== Stored rows ==
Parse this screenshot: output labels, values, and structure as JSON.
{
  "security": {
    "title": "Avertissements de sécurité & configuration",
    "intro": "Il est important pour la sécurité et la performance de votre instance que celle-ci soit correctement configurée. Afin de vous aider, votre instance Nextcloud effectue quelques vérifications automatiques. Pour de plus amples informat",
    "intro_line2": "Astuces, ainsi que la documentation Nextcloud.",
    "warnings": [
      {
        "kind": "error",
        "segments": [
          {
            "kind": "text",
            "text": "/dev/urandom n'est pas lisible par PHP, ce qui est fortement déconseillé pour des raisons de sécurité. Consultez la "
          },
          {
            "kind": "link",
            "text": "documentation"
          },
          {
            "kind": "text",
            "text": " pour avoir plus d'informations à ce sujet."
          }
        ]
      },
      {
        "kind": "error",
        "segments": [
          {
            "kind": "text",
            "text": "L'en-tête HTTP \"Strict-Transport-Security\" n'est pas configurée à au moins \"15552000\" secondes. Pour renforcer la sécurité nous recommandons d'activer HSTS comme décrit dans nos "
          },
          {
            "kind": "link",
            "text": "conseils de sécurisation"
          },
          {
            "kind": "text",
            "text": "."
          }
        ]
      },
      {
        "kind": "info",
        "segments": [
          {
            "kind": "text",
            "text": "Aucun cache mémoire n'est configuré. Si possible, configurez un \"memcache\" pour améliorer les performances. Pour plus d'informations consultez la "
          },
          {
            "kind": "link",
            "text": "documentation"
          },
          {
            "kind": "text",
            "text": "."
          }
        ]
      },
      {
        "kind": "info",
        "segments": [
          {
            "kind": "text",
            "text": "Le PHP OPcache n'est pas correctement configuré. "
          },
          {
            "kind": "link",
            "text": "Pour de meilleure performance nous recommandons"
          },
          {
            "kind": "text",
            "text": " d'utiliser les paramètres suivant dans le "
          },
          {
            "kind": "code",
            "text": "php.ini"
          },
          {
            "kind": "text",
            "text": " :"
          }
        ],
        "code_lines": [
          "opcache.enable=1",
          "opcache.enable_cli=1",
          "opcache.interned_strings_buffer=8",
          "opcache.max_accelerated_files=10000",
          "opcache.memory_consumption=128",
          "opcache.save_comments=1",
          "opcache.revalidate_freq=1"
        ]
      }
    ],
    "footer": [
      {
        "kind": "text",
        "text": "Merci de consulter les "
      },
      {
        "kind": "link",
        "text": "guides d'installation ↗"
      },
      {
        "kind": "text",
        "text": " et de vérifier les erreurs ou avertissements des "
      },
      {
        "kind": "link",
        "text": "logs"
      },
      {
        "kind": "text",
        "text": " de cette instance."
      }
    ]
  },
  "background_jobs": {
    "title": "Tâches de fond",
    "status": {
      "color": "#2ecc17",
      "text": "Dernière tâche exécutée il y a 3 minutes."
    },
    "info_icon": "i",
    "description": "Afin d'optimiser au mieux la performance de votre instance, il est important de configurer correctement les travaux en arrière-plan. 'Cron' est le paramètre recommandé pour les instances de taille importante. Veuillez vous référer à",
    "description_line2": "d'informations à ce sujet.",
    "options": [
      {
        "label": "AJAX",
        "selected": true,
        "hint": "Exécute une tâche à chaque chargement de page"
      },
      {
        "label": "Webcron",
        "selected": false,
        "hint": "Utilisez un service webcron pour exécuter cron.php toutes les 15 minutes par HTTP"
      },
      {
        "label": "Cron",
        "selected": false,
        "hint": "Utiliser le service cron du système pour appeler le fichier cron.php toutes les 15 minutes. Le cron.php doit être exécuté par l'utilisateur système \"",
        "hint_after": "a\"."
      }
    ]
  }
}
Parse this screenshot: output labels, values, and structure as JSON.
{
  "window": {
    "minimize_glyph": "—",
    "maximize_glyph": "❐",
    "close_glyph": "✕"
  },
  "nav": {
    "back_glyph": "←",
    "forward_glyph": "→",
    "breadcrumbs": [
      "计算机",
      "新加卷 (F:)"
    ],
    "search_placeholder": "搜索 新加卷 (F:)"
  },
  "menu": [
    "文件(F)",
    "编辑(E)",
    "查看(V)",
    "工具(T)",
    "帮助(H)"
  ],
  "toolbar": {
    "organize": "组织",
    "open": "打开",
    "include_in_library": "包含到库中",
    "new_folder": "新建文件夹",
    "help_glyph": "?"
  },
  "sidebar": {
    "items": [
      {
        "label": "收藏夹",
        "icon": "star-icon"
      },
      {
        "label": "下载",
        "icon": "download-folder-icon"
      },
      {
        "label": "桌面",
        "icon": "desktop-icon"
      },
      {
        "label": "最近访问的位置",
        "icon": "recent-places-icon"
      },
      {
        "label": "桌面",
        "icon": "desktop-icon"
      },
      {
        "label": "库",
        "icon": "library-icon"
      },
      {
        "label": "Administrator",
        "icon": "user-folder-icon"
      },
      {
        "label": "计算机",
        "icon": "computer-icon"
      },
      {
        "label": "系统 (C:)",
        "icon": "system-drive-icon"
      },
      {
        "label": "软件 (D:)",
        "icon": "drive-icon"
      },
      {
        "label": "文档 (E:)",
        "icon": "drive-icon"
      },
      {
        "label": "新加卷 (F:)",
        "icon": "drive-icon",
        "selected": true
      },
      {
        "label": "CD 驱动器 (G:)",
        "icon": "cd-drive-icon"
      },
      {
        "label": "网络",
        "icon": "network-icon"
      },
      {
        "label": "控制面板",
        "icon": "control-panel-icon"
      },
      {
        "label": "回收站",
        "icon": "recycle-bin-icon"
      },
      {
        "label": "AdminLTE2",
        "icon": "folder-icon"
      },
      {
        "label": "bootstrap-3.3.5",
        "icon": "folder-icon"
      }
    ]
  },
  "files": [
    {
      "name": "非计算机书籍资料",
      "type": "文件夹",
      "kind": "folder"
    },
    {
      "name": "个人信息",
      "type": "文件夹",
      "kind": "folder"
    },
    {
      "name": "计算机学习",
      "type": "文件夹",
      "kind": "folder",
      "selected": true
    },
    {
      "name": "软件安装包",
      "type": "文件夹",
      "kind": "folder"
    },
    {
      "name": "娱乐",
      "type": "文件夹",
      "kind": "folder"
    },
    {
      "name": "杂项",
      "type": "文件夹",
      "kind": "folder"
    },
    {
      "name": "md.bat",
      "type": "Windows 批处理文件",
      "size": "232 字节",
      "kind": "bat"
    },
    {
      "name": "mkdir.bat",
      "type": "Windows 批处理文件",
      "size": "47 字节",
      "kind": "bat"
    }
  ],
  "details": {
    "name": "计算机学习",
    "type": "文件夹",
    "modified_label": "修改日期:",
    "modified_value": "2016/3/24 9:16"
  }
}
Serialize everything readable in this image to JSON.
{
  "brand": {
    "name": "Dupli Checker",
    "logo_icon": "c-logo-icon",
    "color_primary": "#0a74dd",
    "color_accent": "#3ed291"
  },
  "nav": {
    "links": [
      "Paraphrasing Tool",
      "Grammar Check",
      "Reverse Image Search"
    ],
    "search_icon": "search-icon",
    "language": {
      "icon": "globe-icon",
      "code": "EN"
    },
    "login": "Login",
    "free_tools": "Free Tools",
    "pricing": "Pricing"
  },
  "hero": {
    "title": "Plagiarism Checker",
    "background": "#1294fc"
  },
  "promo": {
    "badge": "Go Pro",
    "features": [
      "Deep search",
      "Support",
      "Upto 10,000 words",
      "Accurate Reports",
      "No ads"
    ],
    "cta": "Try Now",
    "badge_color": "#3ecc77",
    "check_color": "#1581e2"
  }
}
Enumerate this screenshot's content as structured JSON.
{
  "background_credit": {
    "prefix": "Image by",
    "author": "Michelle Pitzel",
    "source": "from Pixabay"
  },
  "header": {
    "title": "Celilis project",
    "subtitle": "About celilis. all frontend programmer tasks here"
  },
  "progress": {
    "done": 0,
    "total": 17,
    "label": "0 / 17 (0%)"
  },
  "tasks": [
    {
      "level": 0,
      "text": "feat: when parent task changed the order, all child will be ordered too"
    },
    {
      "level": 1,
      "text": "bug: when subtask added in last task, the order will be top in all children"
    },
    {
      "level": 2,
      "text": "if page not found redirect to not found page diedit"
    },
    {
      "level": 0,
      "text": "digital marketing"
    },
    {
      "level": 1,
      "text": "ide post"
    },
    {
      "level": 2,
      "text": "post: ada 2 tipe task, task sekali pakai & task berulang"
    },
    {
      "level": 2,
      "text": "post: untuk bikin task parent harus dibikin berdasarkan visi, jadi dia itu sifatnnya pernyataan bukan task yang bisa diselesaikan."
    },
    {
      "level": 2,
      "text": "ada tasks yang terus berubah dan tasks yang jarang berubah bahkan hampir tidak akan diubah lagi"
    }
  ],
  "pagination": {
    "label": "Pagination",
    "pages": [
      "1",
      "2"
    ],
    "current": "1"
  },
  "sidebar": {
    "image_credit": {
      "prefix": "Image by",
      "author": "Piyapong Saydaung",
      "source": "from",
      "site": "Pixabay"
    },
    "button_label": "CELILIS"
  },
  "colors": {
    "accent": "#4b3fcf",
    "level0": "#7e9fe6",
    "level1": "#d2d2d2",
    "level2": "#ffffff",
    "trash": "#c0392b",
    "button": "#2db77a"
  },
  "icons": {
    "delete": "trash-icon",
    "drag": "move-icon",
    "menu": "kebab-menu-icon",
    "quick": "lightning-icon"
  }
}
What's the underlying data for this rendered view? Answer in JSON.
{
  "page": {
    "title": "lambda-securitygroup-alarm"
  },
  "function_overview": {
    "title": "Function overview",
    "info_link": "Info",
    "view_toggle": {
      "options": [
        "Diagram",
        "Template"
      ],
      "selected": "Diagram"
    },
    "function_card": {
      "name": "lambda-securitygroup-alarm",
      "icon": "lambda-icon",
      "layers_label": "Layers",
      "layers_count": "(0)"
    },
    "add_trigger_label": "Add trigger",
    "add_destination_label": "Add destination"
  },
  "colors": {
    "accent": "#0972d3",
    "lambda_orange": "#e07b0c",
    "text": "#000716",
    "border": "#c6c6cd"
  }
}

== Request ==
List the lines of the entries that include "recommandons".

== Complete response ==
            "text": "L'en-tête HTTP \"Strict-Transport-Security\" n'est pas configurée à au moins \"15552000\" secondes. Pour renforcer la sécurité nous recommandons d'activer HSTS comme décrit dans nos "
            "text": "Pour de meilleure performance nous recommandons"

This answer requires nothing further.